[Part of a data file]
=-=-=

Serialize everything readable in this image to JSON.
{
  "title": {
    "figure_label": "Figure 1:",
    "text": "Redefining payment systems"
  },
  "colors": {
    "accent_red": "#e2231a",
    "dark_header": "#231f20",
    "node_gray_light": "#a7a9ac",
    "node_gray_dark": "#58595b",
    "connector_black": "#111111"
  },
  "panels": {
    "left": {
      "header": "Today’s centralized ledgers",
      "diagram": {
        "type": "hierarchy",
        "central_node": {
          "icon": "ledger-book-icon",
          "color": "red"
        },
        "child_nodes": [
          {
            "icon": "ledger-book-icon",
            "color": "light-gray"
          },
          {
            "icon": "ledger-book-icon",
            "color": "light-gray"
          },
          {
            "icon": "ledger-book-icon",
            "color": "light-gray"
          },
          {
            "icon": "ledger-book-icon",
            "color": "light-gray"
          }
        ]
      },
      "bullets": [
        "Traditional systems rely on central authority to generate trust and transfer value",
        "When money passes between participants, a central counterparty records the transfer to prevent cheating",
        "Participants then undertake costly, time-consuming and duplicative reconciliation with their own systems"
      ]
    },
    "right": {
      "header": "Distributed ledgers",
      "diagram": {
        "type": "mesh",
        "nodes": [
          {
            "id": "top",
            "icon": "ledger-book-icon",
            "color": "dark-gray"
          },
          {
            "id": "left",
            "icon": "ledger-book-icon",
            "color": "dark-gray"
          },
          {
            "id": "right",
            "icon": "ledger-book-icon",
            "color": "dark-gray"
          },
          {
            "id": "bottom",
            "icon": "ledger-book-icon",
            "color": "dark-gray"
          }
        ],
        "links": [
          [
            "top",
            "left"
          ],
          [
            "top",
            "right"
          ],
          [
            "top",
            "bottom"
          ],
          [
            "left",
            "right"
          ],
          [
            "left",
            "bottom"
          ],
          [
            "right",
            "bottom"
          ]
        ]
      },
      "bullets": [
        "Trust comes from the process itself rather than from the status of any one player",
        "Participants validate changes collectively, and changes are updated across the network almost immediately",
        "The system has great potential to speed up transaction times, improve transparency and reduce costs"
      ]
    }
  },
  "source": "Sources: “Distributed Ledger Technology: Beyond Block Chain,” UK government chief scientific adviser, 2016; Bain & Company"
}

=-=-=

Directions for this task
Write the whole listing out again. Keep every line exactly as it is.

Complete response
Serialize everything readable in this image to JSON.
{
  "title": {
    "figure_label": "Figure 1:",
    "text": "Redefining payment systems"
  },
  "colors": {
    "accent_red": "#e2231a",
    "dark_header": "#231f20",
    "node_gray_light": "#a7a9ac",
    "node_gray_dark": "#58595b",
    "connector_black": "#111111"
  },
  "panels": {
    "left": {
      "header": "Today’s centralized ledgers",
      "diagram": {
        "type": "hierarchy",
        "central_node": {
          "icon": "ledger-book-icon",
          "color": "red"
        },
        "child_nodes": [
          {
            "icon": "ledger-book-icon",
            "color": "light-gray"
          },
          {
            "icon": "ledger-book-icon",
            "color": "light-gray"
          },
          {
            "icon": "ledger-book-icon",
            "color": "light-gray"
          },
          {
            "icon": "ledger-book-icon",
            "color": "light-gray"
          }
        ]
      },
      "bullets": [
        "Traditional systems rely on central authority to generate trust and transfer value",
        "When money passes between participants, a central counterparty records the transfer to prevent cheating",
        "Participants then undertake costly, time-consuming and duplicative reconciliation with their own systems"
      ]
    },
    "right": {
      "header": "Distributed ledgers",
      "diagram": {
        "type": "mesh",
        "nodes": [
          {
            "id": "top",
            "icon": "ledger-book-icon",
            "color": "dark-gray"
          },
          {
            "id": "left",
            "icon": "ledger-book-icon",
            "color": "dark-gray"
          },
          {
            "id": "right",
            "icon": "ledger-book-icon",
            "color": "dark-gray"
          },
          {
            "id": "bottom",
            "icon": "ledger-book-icon",
            "color": "dark-gray"
          }
        ],
        "links": [
          [
            "top",
            "left"
          ],
          [
            "top",
            "right"
          ],
          [
            "top",
            "bottom"
          ],
          [
            "left",
            "right"
          ],
          [
            "left",
            "bottom"
          ],
          [
            "right",
            "bottom"
          ]
        ]
      },
      "bullets": [
        "Trust comes from the process itself rather than from the status of any one player",
        "Participants validate changes collectively, and changes are updated across the network almost immediately",
        "The system has great potential to speed up transaction times, improve transparency and reduce costs"
      ]
    }
  },
  "source": "Sources: “Distributed Ledger Technology: Beyond Block Chain,” UK government chief scientific adviser, 2016; Bain & Company"
}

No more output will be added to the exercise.